| EXERCISE |
Reproduce every line of all the entries below verbatim, omitting the picture lines.

| Element and coordinate entries |
----------

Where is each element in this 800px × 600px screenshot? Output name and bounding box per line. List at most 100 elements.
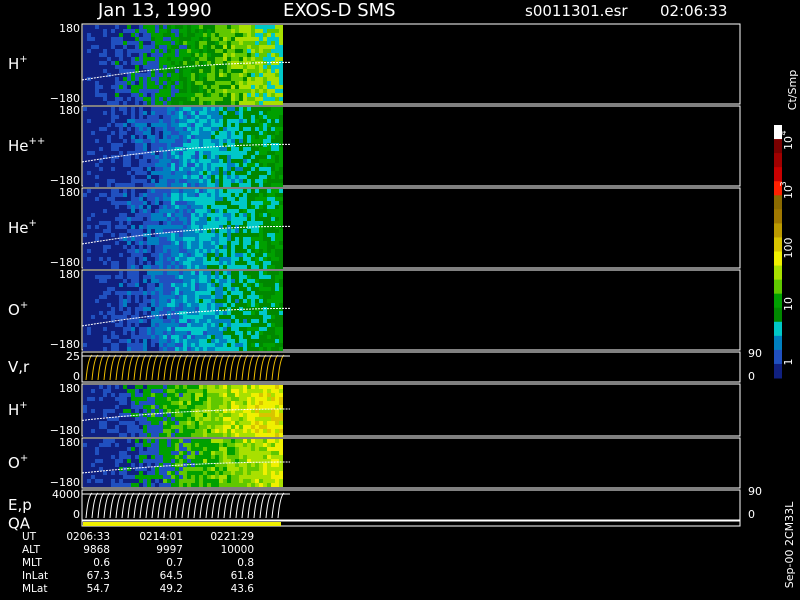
heat-cell	[203, 241, 207, 245]
heat-cell	[147, 101, 151, 105]
heat-cell	[167, 193, 171, 197]
heat-cell	[219, 77, 223, 81]
heat-cell	[167, 339, 171, 343]
heat-cell	[259, 33, 263, 37]
heat-cell	[231, 183, 235, 187]
heat-cell	[179, 175, 183, 179]
heat-cell	[255, 201, 259, 205]
heat-cell	[219, 159, 223, 163]
heat-cell	[135, 209, 139, 213]
heat-cell	[163, 335, 167, 339]
heat-cell	[119, 101, 123, 105]
heat-cell	[203, 93, 207, 97]
heat-cell	[163, 179, 167, 183]
heat-cell	[219, 37, 223, 41]
heat-cell	[131, 335, 135, 339]
heat-cell	[183, 389, 187, 393]
heat-cell	[275, 229, 279, 233]
heat-cell	[263, 271, 267, 275]
heat-cell	[95, 347, 99, 351]
heat-cell	[147, 433, 151, 437]
heat-cell	[195, 167, 199, 171]
heat-cell	[191, 25, 195, 29]
heat-cell	[171, 163, 175, 167]
heat-cell	[239, 193, 243, 197]
heat-cell	[127, 335, 131, 339]
heat-cell	[275, 45, 279, 49]
heat-cell	[211, 385, 215, 389]
heat-cell	[119, 433, 123, 437]
heat-cell	[191, 385, 195, 389]
heat-cell	[207, 385, 211, 389]
heat-cell	[155, 237, 159, 241]
heat-cell	[111, 401, 115, 405]
heat-cell	[267, 303, 271, 307]
heat-cell	[155, 459, 159, 463]
heat-cell	[115, 339, 119, 343]
heat-cell	[163, 119, 167, 123]
heat-cell	[199, 429, 203, 433]
heat-cell	[219, 433, 223, 437]
heat-cell	[95, 61, 99, 65]
heat-cell	[115, 475, 119, 479]
heat-cell	[203, 73, 207, 77]
heat-cell	[251, 283, 255, 287]
heat-cell	[151, 417, 155, 421]
heat-cell	[203, 331, 207, 335]
heat-cell	[91, 327, 95, 331]
heat-cell	[167, 447, 171, 451]
heat-cell	[223, 49, 227, 53]
heat-cell	[243, 93, 247, 97]
heat-cell	[171, 45, 175, 49]
heat-cell	[155, 347, 159, 351]
heat-cell	[207, 29, 211, 33]
heat-cell	[91, 237, 95, 241]
heat-cell	[103, 455, 107, 459]
heat-cell	[83, 135, 87, 139]
heat-cell	[207, 33, 211, 37]
heat-cell	[95, 97, 99, 101]
heat-cell	[255, 147, 259, 151]
heat-cell	[271, 299, 275, 303]
heat-cell	[171, 451, 175, 455]
heat-cell	[95, 25, 99, 29]
heat-cell	[235, 93, 239, 97]
heat-cell	[195, 335, 199, 339]
heat-cell	[95, 413, 99, 417]
heat-cell	[87, 279, 91, 283]
heat-cell	[155, 265, 159, 269]
heat-cell	[155, 279, 159, 283]
heat-cell	[195, 307, 199, 311]
heat-cell	[179, 397, 183, 401]
heat-cell	[255, 279, 259, 283]
heat-cell	[271, 221, 275, 225]
heat-cell	[135, 343, 139, 347]
heat-cell	[235, 139, 239, 143]
heat-cell	[131, 299, 135, 303]
heat-cell	[139, 471, 143, 475]
heat-cell	[155, 143, 159, 147]
heat-cell	[227, 163, 231, 167]
heat-cell	[239, 343, 243, 347]
heat-cell	[247, 107, 251, 111]
heat-cell	[123, 61, 127, 65]
heat-cell	[159, 287, 163, 291]
heat-cell	[195, 327, 199, 331]
heat-cell	[171, 433, 175, 437]
heat-cell	[115, 101, 119, 105]
heat-cell	[107, 233, 111, 237]
heat-cell	[271, 69, 275, 73]
heat-cell	[171, 179, 175, 183]
heat-cell	[99, 393, 103, 397]
heat-cell	[187, 417, 191, 421]
heat-cell	[131, 287, 135, 291]
heat-cell	[147, 421, 151, 425]
heat-cell	[167, 417, 171, 421]
heat-cell	[275, 37, 279, 41]
heat-cell	[111, 147, 115, 151]
heat-cell	[175, 225, 179, 229]
heat-cell	[107, 303, 111, 307]
heat-cell	[175, 393, 179, 397]
heat-cell	[175, 425, 179, 429]
heat-cell	[183, 265, 187, 269]
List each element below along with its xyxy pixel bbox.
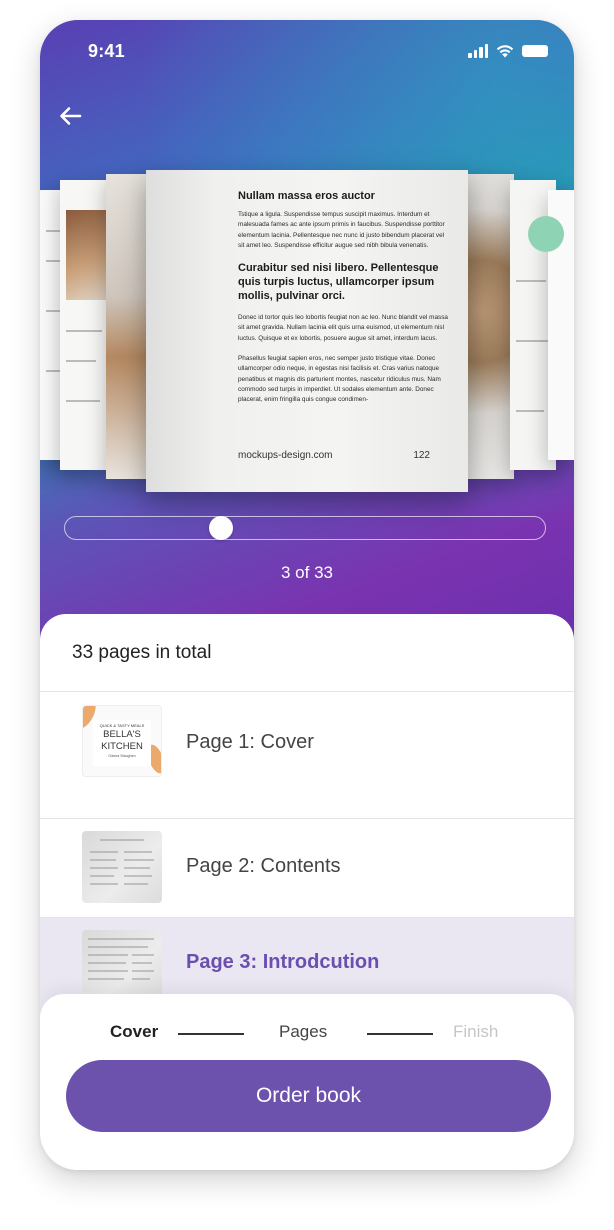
cover-title: KITCHEN xyxy=(101,741,143,752)
page-slider-track[interactable] xyxy=(64,516,546,540)
page-slider-thumb[interactable] xyxy=(209,516,233,540)
cover-tagline: QUICK & TASTY MEALS xyxy=(99,723,145,728)
back-button[interactable] xyxy=(56,102,84,130)
page-list-label: Page 3: Introdcution xyxy=(186,951,380,973)
book-page-paragraph: Phasellus feugiat sapien eros, nec sempe… xyxy=(238,355,441,404)
status-bar: 9:41 xyxy=(40,20,574,84)
page-list-item[interactable]: Page 2: Contents xyxy=(40,819,574,917)
page-thumbnail: QUICK & TASTY MEALS BELLA'S KITCHEN Oden… xyxy=(82,705,162,777)
book-page-decoration xyxy=(528,216,564,252)
page-counter: 3 of 33 xyxy=(281,563,333,582)
book-page-heading: Nullam massa eros auctor xyxy=(238,190,375,202)
status-icons xyxy=(468,44,548,58)
step-pages[interactable]: Pages xyxy=(279,1022,327,1042)
page-list-label: Page 2: Contents xyxy=(186,855,341,877)
order-footer: Cover Pages Finish Order book xyxy=(40,994,574,1170)
book-page-site: mockups-design.com xyxy=(238,450,333,461)
cellular-signal-icon xyxy=(468,44,488,58)
cover-author: Odena Staughen xyxy=(108,754,136,758)
book-page-paragraph: Tstique a ligula. Suspendisse tempus sus… xyxy=(238,211,445,249)
cover-title-box: QUICK & TASTY MEALS BELLA'S KITCHEN Oden… xyxy=(93,720,151,766)
page-thumbnail xyxy=(82,930,162,1002)
page-thumbnail xyxy=(82,831,162,903)
battery-icon xyxy=(522,45,548,57)
step-cover[interactable]: Cover xyxy=(110,1022,158,1042)
step-connector xyxy=(367,1033,433,1035)
progress-steps: Cover Pages Finish xyxy=(40,1022,574,1046)
page-list-label: Page 1: Cover xyxy=(186,731,314,753)
status-time: 9:41 xyxy=(88,41,125,61)
book-page-image xyxy=(60,180,110,470)
book-page-current: Nullam massa eros auctor Tstique a ligul… xyxy=(146,170,468,492)
order-book-button[interactable]: Order book xyxy=(66,1060,551,1132)
step-connector xyxy=(178,1033,244,1035)
page-list-item[interactable]: QUICK & TASTY MEALS BELLA'S KITCHEN Oden… xyxy=(40,692,574,790)
arrow-left-icon xyxy=(60,107,82,125)
cover-title: BELLA'S xyxy=(103,729,141,740)
book-page-number: 122 xyxy=(413,450,430,461)
book-page-carousel[interactable]: Nullam massa eros auctor Tstique a ligul… xyxy=(40,170,574,510)
phone-screen: 9:41 Nullam massa eros auctor Tstique a … xyxy=(40,20,574,1170)
book-page-paragraph: Donec id tortor quis leo lobortis feugia… xyxy=(238,314,448,342)
book-page-subheading: Curabitur sed nisi libero. Pellentesque … xyxy=(238,262,439,303)
step-finish[interactable]: Finish xyxy=(453,1022,498,1042)
wifi-icon xyxy=(496,45,514,58)
book-page-footer: mockups-design.com 122 xyxy=(238,450,430,461)
pages-total-label: 33 pages in total xyxy=(72,642,212,663)
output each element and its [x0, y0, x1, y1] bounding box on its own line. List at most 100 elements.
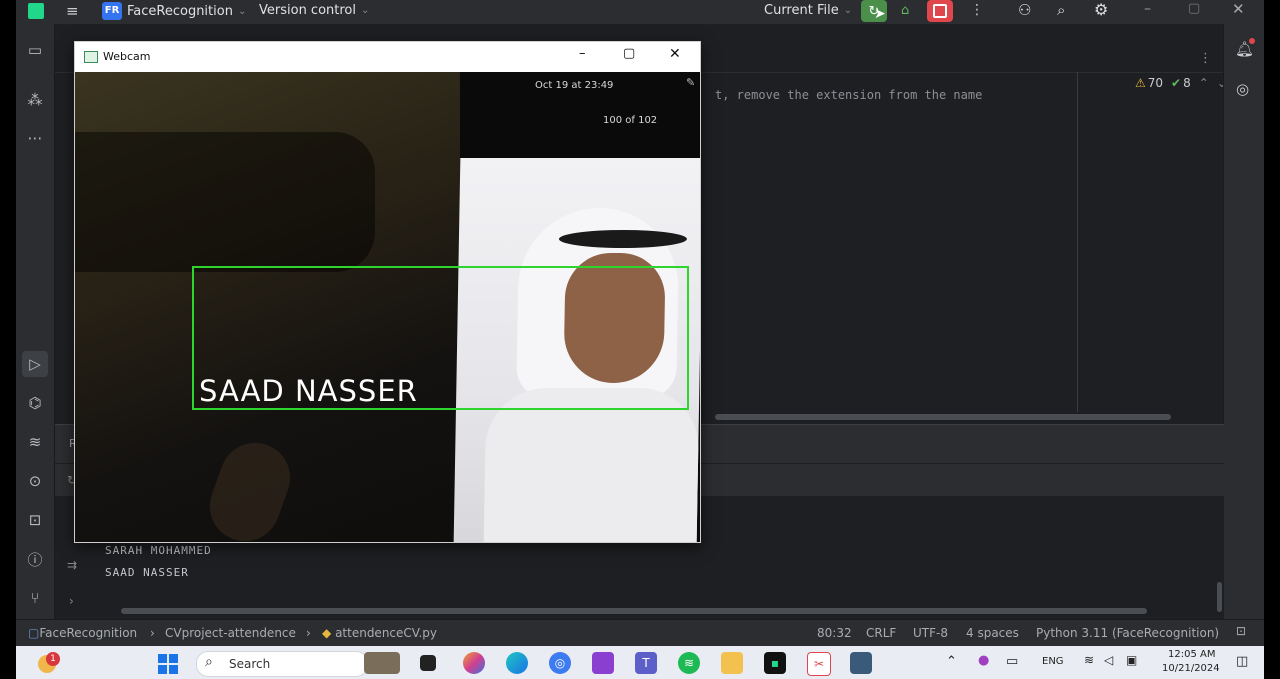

----------

| SOLUTION FOR THIS PROBLEM |
Where is each element in this 800px × 600px screenshot? Output name and bounding box per line. List at most 100 elements.
heat-cell	[203, 241, 207, 245]
heat-cell	[147, 101, 151, 105]
heat-cell	[167, 193, 171, 197]
heat-cell	[219, 77, 223, 81]
heat-cell	[167, 339, 171, 343]
heat-cell	[259, 33, 263, 37]
heat-cell	[231, 183, 235, 187]
heat-cell	[179, 175, 183, 179]
heat-cell	[255, 201, 259, 205]
heat-cell	[219, 159, 223, 163]
heat-cell	[135, 209, 139, 213]
heat-cell	[163, 335, 167, 339]
heat-cell	[119, 101, 123, 105]
heat-cell	[203, 93, 207, 97]
heat-cell	[163, 179, 167, 183]
heat-cell	[219, 37, 223, 41]
heat-cell	[131, 335, 135, 339]
heat-cell	[183, 389, 187, 393]
heat-cell	[275, 229, 279, 233]
heat-cell	[263, 271, 267, 275]
heat-cell	[95, 347, 99, 351]
heat-cell	[147, 433, 151, 437]
heat-cell	[195, 167, 199, 171]
heat-cell	[191, 25, 195, 29]
heat-cell	[171, 163, 175, 167]
heat-cell	[239, 193, 243, 197]
heat-cell	[127, 335, 131, 339]
heat-cell	[275, 45, 279, 49]
heat-cell	[211, 385, 215, 389]
heat-cell	[119, 433, 123, 437]
heat-cell	[191, 385, 195, 389]
heat-cell	[207, 385, 211, 389]
heat-cell	[155, 237, 159, 241]
heat-cell	[111, 401, 115, 405]
heat-cell	[267, 303, 271, 307]
heat-cell	[155, 459, 159, 463]
heat-cell	[115, 339, 119, 343]
heat-cell	[163, 119, 167, 123]
heat-cell	[199, 429, 203, 433]
heat-cell	[219, 433, 223, 437]
heat-cell	[95, 61, 99, 65]
heat-cell	[115, 475, 119, 479]
heat-cell	[203, 73, 207, 77]
heat-cell	[251, 283, 255, 287]
heat-cell	[151, 417, 155, 421]
heat-cell	[203, 331, 207, 335]
heat-cell	[91, 327, 95, 331]
heat-cell	[167, 447, 171, 451]
heat-cell	[223, 49, 227, 53]
heat-cell	[243, 93, 247, 97]
heat-cell	[171, 45, 175, 49]
heat-cell	[155, 347, 159, 351]
heat-cell	[207, 29, 211, 33]
heat-cell	[91, 237, 95, 241]
heat-cell	[103, 455, 107, 459]
heat-cell	[83, 135, 87, 139]
heat-cell	[207, 33, 211, 37]
heat-cell	[95, 97, 99, 101]
heat-cell	[255, 147, 259, 151]
heat-cell	[271, 299, 275, 303]
heat-cell	[171, 451, 175, 455]
heat-cell	[95, 25, 99, 29]
heat-cell	[235, 93, 239, 97]
heat-cell	[195, 335, 199, 339]
heat-cell	[95, 413, 99, 417]
heat-cell	[87, 279, 91, 283]
heat-cell	[155, 265, 159, 269]
heat-cell	[155, 279, 159, 283]
heat-cell	[195, 307, 199, 311]
heat-cell	[179, 397, 183, 401]
heat-cell	[255, 279, 259, 283]
heat-cell	[271, 221, 275, 225]
heat-cell	[135, 343, 139, 347]
heat-cell	[235, 139, 239, 143]
heat-cell	[131, 299, 135, 303]
heat-cell	[139, 471, 143, 475]
heat-cell	[155, 143, 159, 147]
heat-cell	[227, 163, 231, 167]
heat-cell	[239, 343, 243, 347]
heat-cell	[247, 107, 251, 111]
heat-cell	[123, 61, 127, 65]
heat-cell	[159, 287, 163, 291]
heat-cell	[195, 327, 199, 331]
heat-cell	[171, 433, 175, 437]
heat-cell	[115, 101, 119, 105]
heat-cell	[107, 233, 111, 237]
heat-cell	[271, 69, 275, 73]
heat-cell	[171, 179, 175, 183]
heat-cell	[99, 393, 103, 397]
heat-cell	[187, 417, 191, 421]
heat-cell	[131, 287, 135, 291]
heat-cell	[147, 421, 151, 425]
heat-cell	[167, 417, 171, 421]
heat-cell	[275, 37, 279, 41]
heat-cell	[111, 147, 115, 151]
heat-cell	[175, 225, 179, 229]
heat-cell	[107, 303, 111, 307]
heat-cell	[175, 393, 179, 397]
heat-cell	[175, 425, 179, 429]
heat-cell	[183, 265, 187, 269]
List each element below along with its xyxy pixel bbox.
cover-title: KITCHEN xyxy=(101,741,143,752)
page-slider-track[interactable] xyxy=(64,516,546,540)
page-slider-thumb[interactable] xyxy=(209,516,233,540)
cover-tagline: QUICK & TASTY MEALS xyxy=(99,723,145,728)
back-button[interactable] xyxy=(56,102,84,130)
page-list-label: Page 3: Introdcution xyxy=(186,951,380,973)
book-page-paragraph: Phasellus feugiat sapien eros, nec sempe… xyxy=(238,355,441,404)
status-bar: 9:41 xyxy=(40,20,574,84)
page-list-item[interactable]: Page 2: Contents xyxy=(40,819,574,917)
page-thumbnail: QUICK & TASTY MEALS BELLA'S KITCHEN Oden… xyxy=(82,705,162,777)
book-page-decoration xyxy=(528,216,564,252)
page-counter: 3 of 33 xyxy=(281,563,333,582)
book-page-heading: Nullam massa eros auctor xyxy=(238,190,375,202)
status-icons xyxy=(468,44,548,58)
step-pages[interactable]: Pages xyxy=(279,1022,327,1042)
page-list-label: Page 2: Contents xyxy=(186,855,341,877)
order-footer: Cover Pages Finish Order book xyxy=(40,994,574,1170)
book-page-site: mockups-design.com xyxy=(238,450,333,461)
cellular-signal-icon xyxy=(468,44,488,58)
cover-author: Odena Staughen xyxy=(108,754,136,758)
book-page-paragraph: Tstique a ligula. Suspendisse tempus sus… xyxy=(238,211,445,249)
cover-title-box: QUICK & TASTY MEALS BELLA'S KITCHEN Oden… xyxy=(93,720,151,766)
page-thumbnail xyxy=(82,930,162,1002)
page-thumbnail xyxy=(82,831,162,903)
battery-icon xyxy=(522,45,548,57)
step-cover[interactable]: Cover xyxy=(110,1022,158,1042)
step-connector xyxy=(367,1033,433,1035)
progress-steps: Cover Pages Finish xyxy=(40,1022,574,1046)
page-list-label: Page 1: Cover xyxy=(186,731,314,753)
status-time: 9:41 xyxy=(88,41,125,61)
book-page-image xyxy=(60,180,110,470)
book-page-current: Nullam massa eros auctor Tstique a ligul… xyxy=(146,170,468,492)
order-book-button[interactable]: Order book xyxy=(66,1060,551,1132)
step-connector xyxy=(178,1033,244,1035)
page-list-item[interactable]: QUICK & TASTY MEALS BELLA'S KITCHEN Oden… xyxy=(40,692,574,790)
arrow-left-icon xyxy=(60,107,82,125)
cover-title: BELLA'S xyxy=(103,729,141,740)
book-page-number: 122 xyxy=(413,450,430,461)
book-page-carousel[interactable]: Nullam massa eros auctor Tstique a ligul… xyxy=(40,170,574,510)
phone-screen: 9:41 Nullam massa eros auctor Tstique a … xyxy=(40,20,574,1170)
book-page-paragraph: Donec id tortor quis leo lobortis feugia… xyxy=(238,314,448,342)
book-page-subheading: Curabitur sed nisi libero. Pellentesque … xyxy=(238,262,439,303)
step-finish[interactable]: Finish xyxy=(453,1022,498,1042)
wifi-icon xyxy=(496,45,514,58)
book-page-footer: mockups-design.com 122 xyxy=(238,450,430,461)
pages-total-label: 33 pages in total xyxy=(72,642,212,663)
output each element and its [x0, y0, x1, y1] bounding box on its own line. List at most 100 elements.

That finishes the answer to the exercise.